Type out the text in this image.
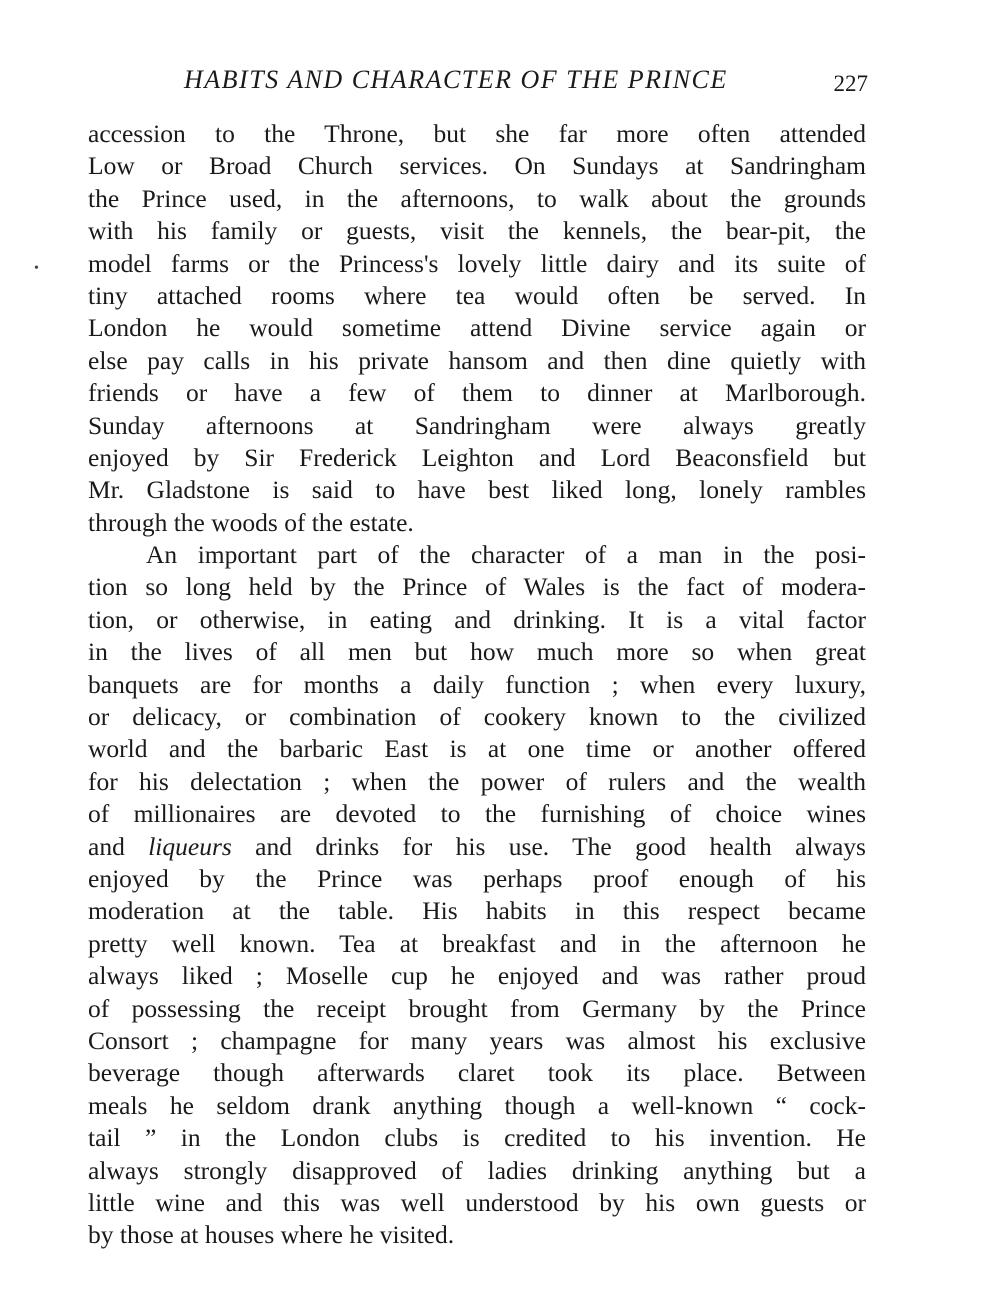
HABITS AND CHARACTER OF THE PRINCE	227
•
accession to the Throne, but she far more often attended
Low or Broad Church services. On Sundays at Sandringham
the Prince used, in the afternoons, to walk about the grounds
with his family or guests, visit the kennels, the bear-pit, the
model farms or the Princess's lovely little dairy and its suite of
tiny attached rooms where tea would often be served. In
London he would sometime attend Divine service again or
else pay calls in his private hansom and then dine quietly with
friends or have a few of them to dinner at Marlborough.
Sunday afternoons at Sandringham were always greatly
enjoyed by Sir Frederick Leighton and Lord Beaconsfield but
Mr. Gladstone is said to have best liked long, lonely rambles
through the woods of the estate.
An important part of the character of a man in the posi-
tion so long held by the Prince of Wales is the fact of modera-
tion, or otherwise, in eating and drinking. It is a vital factor
in the lives of all men but how much more so when great
banquets are for months a daily function ; when every luxury,
or delicacy, or combination of cookery known to the civilized
world and the barbaric East is at one time or another offered
for his delectation ; when the power of rulers and the wealth
of millionaires are devoted to the furnishing of choice wines
and liqueurs and drinks for his use. The good health always
enjoyed by the Prince was perhaps proof enough of his
moderation at the table. His habits in this respect became
pretty well known. Tea at breakfast and in the afternoon he
always liked ; Moselle cup he enjoyed and was rather proud
of possessing the receipt brought from Germany by the Prince
Consort ; champagne for many years was almost his exclusive
beverage though afterwards claret took its place. Between
meals he seldom drank anything though a well-known “ cock-
tail ” in the London clubs is credited to his invention. He
always strongly disapproved of ladies drinking anything but a
little wine and this was well understood by his own guests or
by those at houses where he visited.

Description of the task:
From the listing above, collect every line that mentions the word "have".

Result below:
friends or have a few of them to dinner at Marlborough.
Mr. Gladstone is said to have best liked long, lonely rambles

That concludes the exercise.